PROBLEM REQUIREMENTS -
Skip the images and copy each record exactly as written.

--- BEGIN RECORDED DATA ---

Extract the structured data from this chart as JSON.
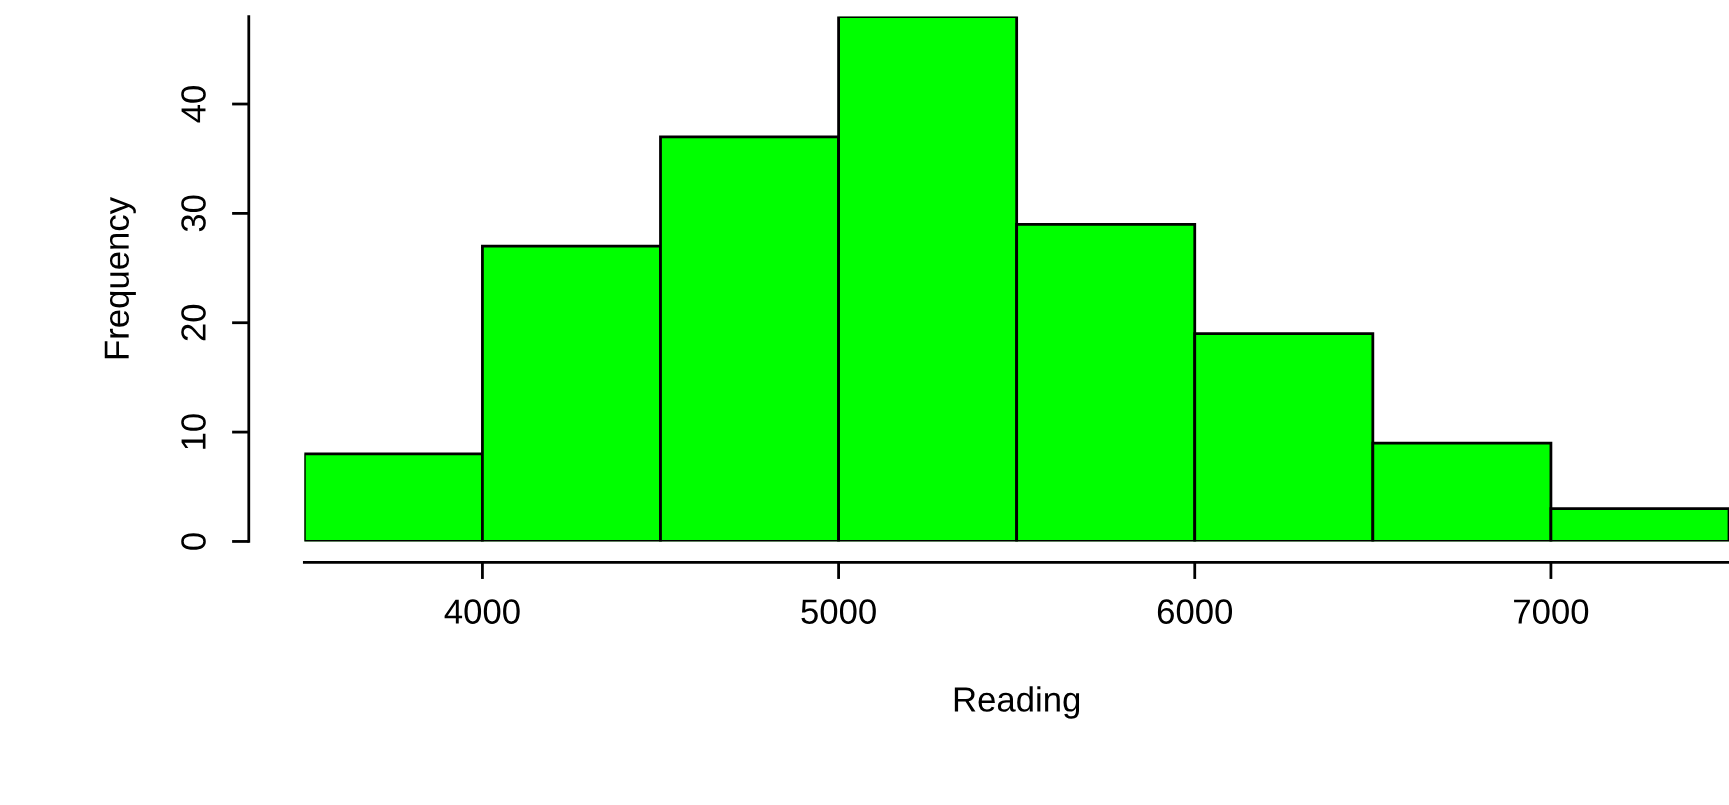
{
  "chart_data": {
    "type": "histogram",
    "xlabel": "Reading",
    "ylabel": "Frequency",
    "bins": [
      3500,
      4000,
      4500,
      5000,
      5500,
      6000,
      6500,
      7000,
      7500
    ],
    "values": [
      8,
      27,
      37,
      48,
      29,
      19,
      9,
      3
    ],
    "color": "#00ff00",
    "xlim": [
      3500,
      7500
    ],
    "ylim": [
      0,
      48
    ],
    "xticks": [
      4000,
      5000,
      6000,
      7000
    ],
    "yticks": [
      0,
      10,
      20,
      30,
      40
    ],
    "grid": false
  }
}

--- END RECORDED DATA ---

OUTPUT OF THE TASK -
Extract the structured data from this chart as JSON.
{
  "chart_data": {
    "type": "histogram",
    "xlabel": "Reading",
    "ylabel": "Frequency",
    "bins": [
      3500,
      4000,
      4500,
      5000,
      5500,
      6000,
      6500,
      7000,
      7500
    ],
    "values": [
      8,
      27,
      37,
      48,
      29,
      19,
      9,
      3
    ],
    "color": "#00ff00",
    "xlim": [
      3500,
      7500
    ],
    "ylim": [
      0,
      48
    ],
    "xticks": [
      4000,
      5000,
      6000,
      7000
    ],
    "yticks": [
      0,
      10,
      20,
      30,
      40
    ],
    "grid": false
  }
}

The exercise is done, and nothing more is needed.